What you should do »
The listing beneath should be written out in full, exactly as shown.

(Collection entries)
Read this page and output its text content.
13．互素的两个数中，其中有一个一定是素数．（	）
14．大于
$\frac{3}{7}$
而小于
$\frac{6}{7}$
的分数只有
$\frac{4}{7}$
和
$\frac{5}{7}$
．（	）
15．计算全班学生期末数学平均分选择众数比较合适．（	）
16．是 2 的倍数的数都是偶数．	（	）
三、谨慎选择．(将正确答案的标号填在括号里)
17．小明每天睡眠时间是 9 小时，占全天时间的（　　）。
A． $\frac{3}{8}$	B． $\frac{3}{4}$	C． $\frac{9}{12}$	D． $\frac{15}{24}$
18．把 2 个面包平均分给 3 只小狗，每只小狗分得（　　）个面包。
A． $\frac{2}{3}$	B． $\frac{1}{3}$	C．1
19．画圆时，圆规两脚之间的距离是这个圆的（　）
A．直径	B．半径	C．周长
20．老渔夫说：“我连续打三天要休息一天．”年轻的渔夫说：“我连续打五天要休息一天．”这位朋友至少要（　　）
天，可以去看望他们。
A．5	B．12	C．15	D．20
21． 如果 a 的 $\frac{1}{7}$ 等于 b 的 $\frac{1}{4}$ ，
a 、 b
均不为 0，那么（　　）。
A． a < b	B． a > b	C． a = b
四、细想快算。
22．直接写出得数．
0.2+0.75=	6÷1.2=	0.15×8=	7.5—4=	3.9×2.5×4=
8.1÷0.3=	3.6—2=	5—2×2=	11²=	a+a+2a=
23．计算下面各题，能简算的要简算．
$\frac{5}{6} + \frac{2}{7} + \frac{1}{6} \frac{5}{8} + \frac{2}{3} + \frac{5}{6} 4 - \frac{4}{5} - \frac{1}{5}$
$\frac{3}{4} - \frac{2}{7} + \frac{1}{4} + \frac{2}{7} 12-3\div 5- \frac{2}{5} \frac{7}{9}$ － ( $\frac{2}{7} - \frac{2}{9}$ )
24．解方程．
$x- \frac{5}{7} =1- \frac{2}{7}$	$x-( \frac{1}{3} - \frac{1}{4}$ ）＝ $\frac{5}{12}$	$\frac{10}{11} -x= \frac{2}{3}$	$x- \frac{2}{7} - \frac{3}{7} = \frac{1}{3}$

Completed task »
Read this page and output its text content.
13．互素的两个数中，其中有一个一定是素数．（	）
14．大于
$\frac{3}{7}$
而小于
$\frac{6}{7}$
的分数只有
$\frac{4}{7}$
和
$\frac{5}{7}$
．（	）
15．计算全班学生期末数学平均分选择众数比较合适．（	）
16．是 2 的倍数的数都是偶数．	（	）
三、谨慎选择．(将正确答案的标号填在括号里)
17．小明每天睡眠时间是 9 小时，占全天时间的（　　）。
A． $\frac{3}{8}$	B． $\frac{3}{4}$	C． $\frac{9}{12}$	D． $\frac{15}{24}$
18．把 2 个面包平均分给 3 只小狗，每只小狗分得（　　）个面包。
A． $\frac{2}{3}$	B． $\frac{1}{3}$	C．1
19．画圆时，圆规两脚之间的距离是这个圆的（　）
A．直径	B．半径	C．周长
20．老渔夫说：“我连续打三天要休息一天．”年轻的渔夫说：“我连续打五天要休息一天．”这位朋友至少要（　　）
天，可以去看望他们。
A．5	B．12	C．15	D．20
21． 如果 a 的 $\frac{1}{7}$ 等于 b 的 $\frac{1}{4}$ ，
a 、 b
均不为 0，那么（　　）。
A． a < b	B． a > b	C． a = b
四、细想快算。
22．直接写出得数．
0.2+0.75=	6÷1.2=	0.15×8=	7.5—4=	3.9×2.5×4=
8.1÷0.3=	3.6—2=	5—2×2=	11²=	a+a+2a=
23．计算下面各题，能简算的要简算．
$\frac{5}{6} + \frac{2}{7} + \frac{1}{6} \frac{5}{8} + \frac{2}{3} + \frac{5}{6} 4 - \frac{4}{5} - \frac{1}{5}$
$\frac{3}{4} - \frac{2}{7} + \frac{1}{4} + \frac{2}{7} 12-3\div 5- \frac{2}{5} \frac{7}{9}$ － ( $\frac{2}{7} - \frac{2}{9}$ )
24．解方程．
$x- \frac{5}{7} =1- \frac{2}{7}$	$x-( \frac{1}{3} - \frac{1}{4}$ ）＝ $\frac{5}{12}$	$\frac{10}{11} -x= \frac{2}{3}$	$x- \frac{2}{7} - \frac{3}{7} = \frac{1}{3}$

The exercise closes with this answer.